■ **WRITTEN INSTRUCTION**: Print all of the lines exactly. Any picture among them stays out.

## Begin

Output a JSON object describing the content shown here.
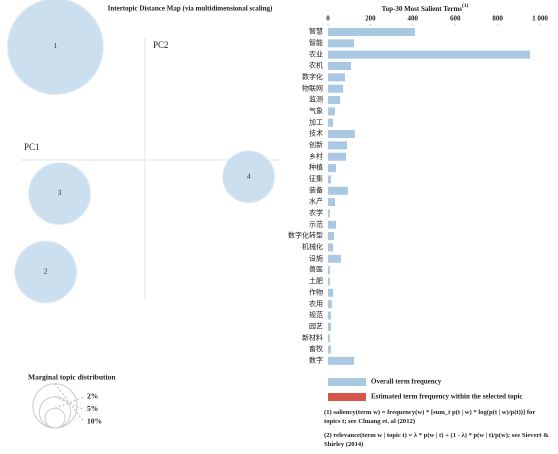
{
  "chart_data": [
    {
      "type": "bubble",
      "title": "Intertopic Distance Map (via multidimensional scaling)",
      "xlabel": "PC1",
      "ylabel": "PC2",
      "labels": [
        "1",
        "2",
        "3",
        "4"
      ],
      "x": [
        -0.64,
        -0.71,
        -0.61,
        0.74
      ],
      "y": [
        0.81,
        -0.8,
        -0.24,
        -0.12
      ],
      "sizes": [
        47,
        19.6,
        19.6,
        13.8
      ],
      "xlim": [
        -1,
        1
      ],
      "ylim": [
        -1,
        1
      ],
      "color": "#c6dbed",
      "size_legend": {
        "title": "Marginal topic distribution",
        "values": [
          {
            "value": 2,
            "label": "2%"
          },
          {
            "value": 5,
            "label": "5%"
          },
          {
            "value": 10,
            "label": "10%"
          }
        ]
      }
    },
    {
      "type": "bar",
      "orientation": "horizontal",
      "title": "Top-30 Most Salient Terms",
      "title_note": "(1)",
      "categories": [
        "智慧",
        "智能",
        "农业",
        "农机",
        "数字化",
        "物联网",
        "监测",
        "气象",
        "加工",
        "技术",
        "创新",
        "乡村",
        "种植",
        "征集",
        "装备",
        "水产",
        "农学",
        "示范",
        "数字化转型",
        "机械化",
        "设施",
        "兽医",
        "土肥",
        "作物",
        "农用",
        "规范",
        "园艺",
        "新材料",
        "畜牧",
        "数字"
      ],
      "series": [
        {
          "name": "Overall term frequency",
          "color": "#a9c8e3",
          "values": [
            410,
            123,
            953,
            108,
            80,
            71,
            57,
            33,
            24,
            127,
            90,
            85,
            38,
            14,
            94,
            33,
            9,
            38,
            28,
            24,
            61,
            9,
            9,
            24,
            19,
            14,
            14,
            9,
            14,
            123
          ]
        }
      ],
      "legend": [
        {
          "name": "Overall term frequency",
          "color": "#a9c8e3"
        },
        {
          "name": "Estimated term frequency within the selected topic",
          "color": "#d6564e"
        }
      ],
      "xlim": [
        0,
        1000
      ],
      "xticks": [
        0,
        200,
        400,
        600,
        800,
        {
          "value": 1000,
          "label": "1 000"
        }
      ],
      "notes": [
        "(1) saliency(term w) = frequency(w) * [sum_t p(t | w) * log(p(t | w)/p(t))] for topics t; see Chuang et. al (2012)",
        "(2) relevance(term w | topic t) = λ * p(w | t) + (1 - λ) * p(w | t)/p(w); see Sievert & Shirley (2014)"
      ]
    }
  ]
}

## End

■ **ANSWER FOR THE TASK**:
Output a JSON object describing the content shown here.
{
  "chart_data": [
    {
      "type": "bubble",
      "title": "Intertopic Distance Map (via multidimensional scaling)",
      "xlabel": "PC1",
      "ylabel": "PC2",
      "labels": [
        "1",
        "2",
        "3",
        "4"
      ],
      "x": [
        -0.64,
        -0.71,
        -0.61,
        0.74
      ],
      "y": [
        0.81,
        -0.8,
        -0.24,
        -0.12
      ],
      "sizes": [
        47,
        19.6,
        19.6,
        13.8
      ],
      "xlim": [
        -1,
        1
      ],
      "ylim": [
        -1,
        1
      ],
      "color": "#c6dbed",
      "size_legend": {
        "title": "Marginal topic distribution",
        "values": [
          {
            "value": 2,
            "label": "2%"
          },
          {
            "value": 5,
            "label": "5%"
          },
          {
            "value": 10,
            "label": "10%"
          }
        ]
      }
    },
    {
      "type": "bar",
      "orientation": "horizontal",
      "title": "Top-30 Most Salient Terms",
      "title_note": "(1)",
      "categories": [
        "智慧",
        "智能",
        "农业",
        "农机",
        "数字化",
        "物联网",
        "监测",
        "气象",
        "加工",
        "技术",
        "创新",
        "乡村",
        "种植",
        "征集",
        "装备",
        "水产",
        "农学",
        "示范",
        "数字化转型",
        "机械化",
        "设施",
        "兽医",
        "土肥",
        "作物",
        "农用",
        "规范",
        "园艺",
        "新材料",
        "畜牧",
        "数字"
      ],
      "series": [
        {
          "name": "Overall term frequency",
          "color": "#a9c8e3",
          "values": [
            410,
            123,
            953,
            108,
            80,
            71,
            57,
            33,
            24,
            127,
            90,
            85,
            38,
            14,
            94,
            33,
            9,
            38,
            28,
            24,
            61,
            9,
            9,
            24,
            19,
            14,
            14,
            9,
            14,
            123
          ]
        }
      ],
      "legend": [
        {
          "name": "Overall term frequency",
          "color": "#a9c8e3"
        },
        {
          "name": "Estimated term frequency within the selected topic",
          "color": "#d6564e"
        }
      ],
      "xlim": [
        0,
        1000
      ],
      "xticks": [
        0,
        200,
        400,
        600,
        800,
        {
          "value": 1000,
          "label": "1 000"
        }
      ],
      "notes": [
        "(1) saliency(term w) = frequency(w) * [sum_t p(t | w) * log(p(t | w)/p(t))] for topics t; see Chuang et. al (2012)",
        "(2) relevance(term w | topic t) = λ * p(w | t) + (1 - λ) * p(w | t)/p(w); see Sievert & Shirley (2014)"
      ]
    }
  ]
}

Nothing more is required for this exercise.